*DATA ROWS*:
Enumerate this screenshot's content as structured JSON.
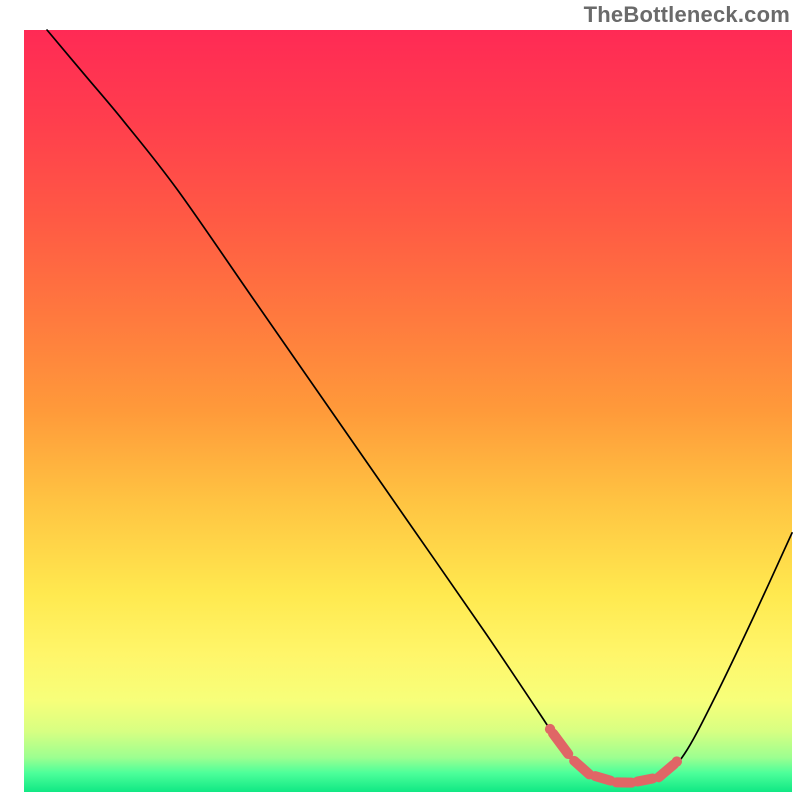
{
  "watermark": "TheBottleneck.com",
  "chart_data": {
    "type": "line",
    "title": "",
    "xlabel": "",
    "ylabel": "",
    "xlim": [
      0,
      100
    ],
    "ylim": [
      0,
      100
    ],
    "background_gradient": {
      "stops": [
        {
          "offset": 0.0,
          "color": "#ff2a55"
        },
        {
          "offset": 0.12,
          "color": "#ff3e4d"
        },
        {
          "offset": 0.25,
          "color": "#ff5a44"
        },
        {
          "offset": 0.38,
          "color": "#ff7a3e"
        },
        {
          "offset": 0.5,
          "color": "#ff9a3a"
        },
        {
          "offset": 0.62,
          "color": "#ffc442"
        },
        {
          "offset": 0.74,
          "color": "#ffe94f"
        },
        {
          "offset": 0.82,
          "color": "#fff66a"
        },
        {
          "offset": 0.88,
          "color": "#f7ff7a"
        },
        {
          "offset": 0.92,
          "color": "#d8ff82"
        },
        {
          "offset": 0.955,
          "color": "#9cff90"
        },
        {
          "offset": 0.975,
          "color": "#4dff9a"
        },
        {
          "offset": 1.0,
          "color": "#10e884"
        }
      ]
    },
    "optimal_band": {
      "x_start": 68.5,
      "x_end": 85.0,
      "color": "#e06666",
      "segment_count": 6
    },
    "series": [
      {
        "name": "bottleneck-curve",
        "color": "#000000",
        "stroke_width": 1.7,
        "x": [
          3.0,
          8.0,
          13.0,
          20.0,
          30.0,
          40.0,
          50.0,
          60.0,
          67.0,
          70.0,
          73.0,
          78.0,
          83.0,
          86.0,
          90.0,
          95.0,
          100.0
        ],
        "y": [
          100.0,
          94.0,
          88.0,
          79.0,
          64.5,
          50.0,
          35.5,
          21.0,
          10.5,
          6.0,
          2.5,
          1.0,
          2.0,
          5.0,
          12.5,
          23.0,
          34.0
        ]
      }
    ]
  }
}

*EXERCISE BRIEF*: Word for word, quote the full listing, omitting every picture.

*RIGHT ANSWER*:
Enumerate this screenshot's content as structured JSON.
{
  "watermark": "TheBottleneck.com",
  "chart_data": {
    "type": "line",
    "title": "",
    "xlabel": "",
    "ylabel": "",
    "xlim": [
      0,
      100
    ],
    "ylim": [
      0,
      100
    ],
    "background_gradient": {
      "stops": [
        {
          "offset": 0.0,
          "color": "#ff2a55"
        },
        {
          "offset": 0.12,
          "color": "#ff3e4d"
        },
        {
          "offset": 0.25,
          "color": "#ff5a44"
        },
        {
          "offset": 0.38,
          "color": "#ff7a3e"
        },
        {
          "offset": 0.5,
          "color": "#ff9a3a"
        },
        {
          "offset": 0.62,
          "color": "#ffc442"
        },
        {
          "offset": 0.74,
          "color": "#ffe94f"
        },
        {
          "offset": 0.82,
          "color": "#fff66a"
        },
        {
          "offset": 0.88,
          "color": "#f7ff7a"
        },
        {
          "offset": 0.92,
          "color": "#d8ff82"
        },
        {
          "offset": 0.955,
          "color": "#9cff90"
        },
        {
          "offset": 0.975,
          "color": "#4dff9a"
        },
        {
          "offset": 1.0,
          "color": "#10e884"
        }
      ]
    },
    "optimal_band": {
      "x_start": 68.5,
      "x_end": 85.0,
      "color": "#e06666",
      "segment_count": 6
    },
    "series": [
      {
        "name": "bottleneck-curve",
        "color": "#000000",
        "stroke_width": 1.7,
        "x": [
          3.0,
          8.0,
          13.0,
          20.0,
          30.0,
          40.0,
          50.0,
          60.0,
          67.0,
          70.0,
          73.0,
          78.0,
          83.0,
          86.0,
          90.0,
          95.0,
          100.0
        ],
        "y": [
          100.0,
          94.0,
          88.0,
          79.0,
          64.5,
          50.0,
          35.5,
          21.0,
          10.5,
          6.0,
          2.5,
          1.0,
          2.0,
          5.0,
          12.5,
          23.0,
          34.0
        ]
      }
    ]
  }
}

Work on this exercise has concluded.